GIVEN DATA —
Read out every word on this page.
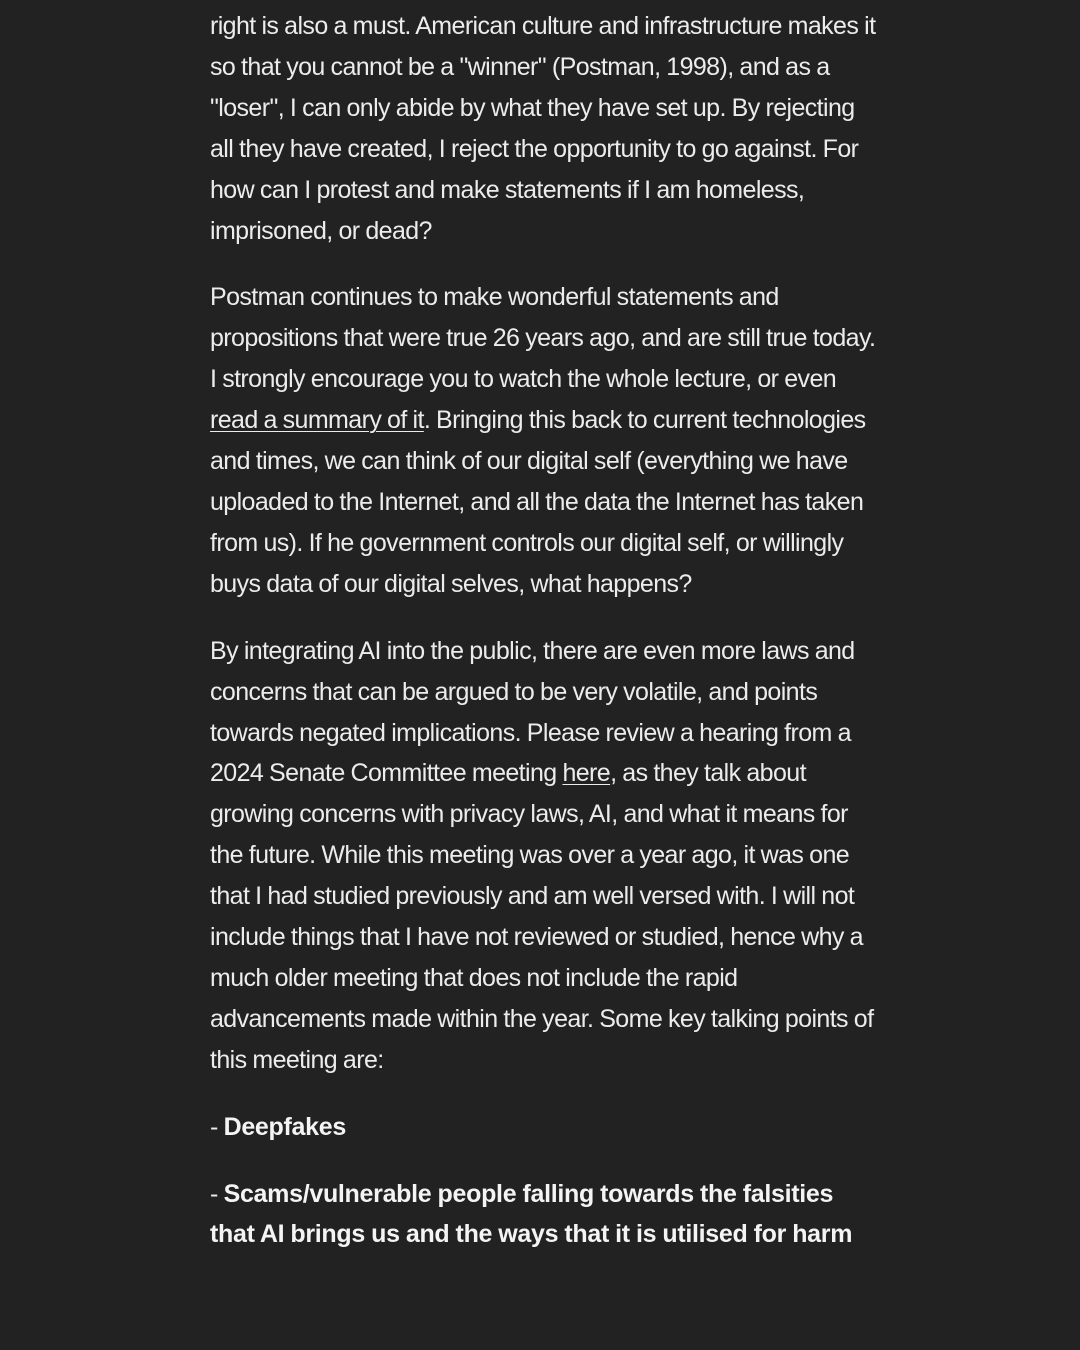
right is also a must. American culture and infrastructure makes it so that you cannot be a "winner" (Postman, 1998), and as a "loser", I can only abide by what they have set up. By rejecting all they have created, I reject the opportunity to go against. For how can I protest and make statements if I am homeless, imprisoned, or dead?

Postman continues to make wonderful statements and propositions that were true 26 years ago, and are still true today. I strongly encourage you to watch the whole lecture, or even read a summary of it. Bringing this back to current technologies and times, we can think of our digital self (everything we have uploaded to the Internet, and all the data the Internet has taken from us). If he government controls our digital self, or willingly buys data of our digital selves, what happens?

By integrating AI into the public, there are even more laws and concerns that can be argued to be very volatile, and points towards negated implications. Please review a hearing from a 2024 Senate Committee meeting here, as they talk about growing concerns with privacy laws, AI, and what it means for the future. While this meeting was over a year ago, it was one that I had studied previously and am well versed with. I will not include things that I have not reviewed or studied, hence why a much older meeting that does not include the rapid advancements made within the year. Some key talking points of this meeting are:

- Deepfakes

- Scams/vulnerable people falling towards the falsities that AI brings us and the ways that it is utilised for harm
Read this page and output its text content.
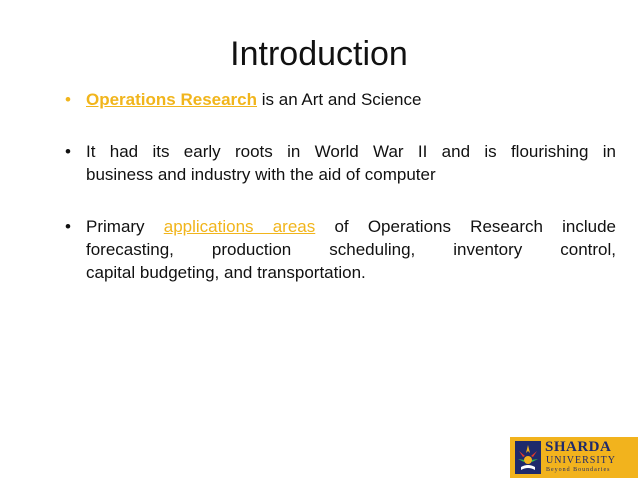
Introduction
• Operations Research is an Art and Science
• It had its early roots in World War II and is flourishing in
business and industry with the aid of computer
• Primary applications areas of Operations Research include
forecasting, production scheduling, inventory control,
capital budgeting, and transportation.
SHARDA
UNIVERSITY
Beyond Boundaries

PROBLEM REQUIREMENTS —
Begin with the line that contains "Read this page and output its text content." and repeat every line through the end of the data, exactly and only those lines, leaving out the pictures.

CORRECT ANSWER —
Read this page and output its text content.
Introduction
• Operations Research is an Art and Science
• It had its early roots in World War II and is flourishing in
business and industry with the aid of computer
• Primary applications areas of Operations Research include
forecasting, production scheduling, inventory control,
capital budgeting, and transportation.
SHARDA
UNIVERSITY
Beyond Boundaries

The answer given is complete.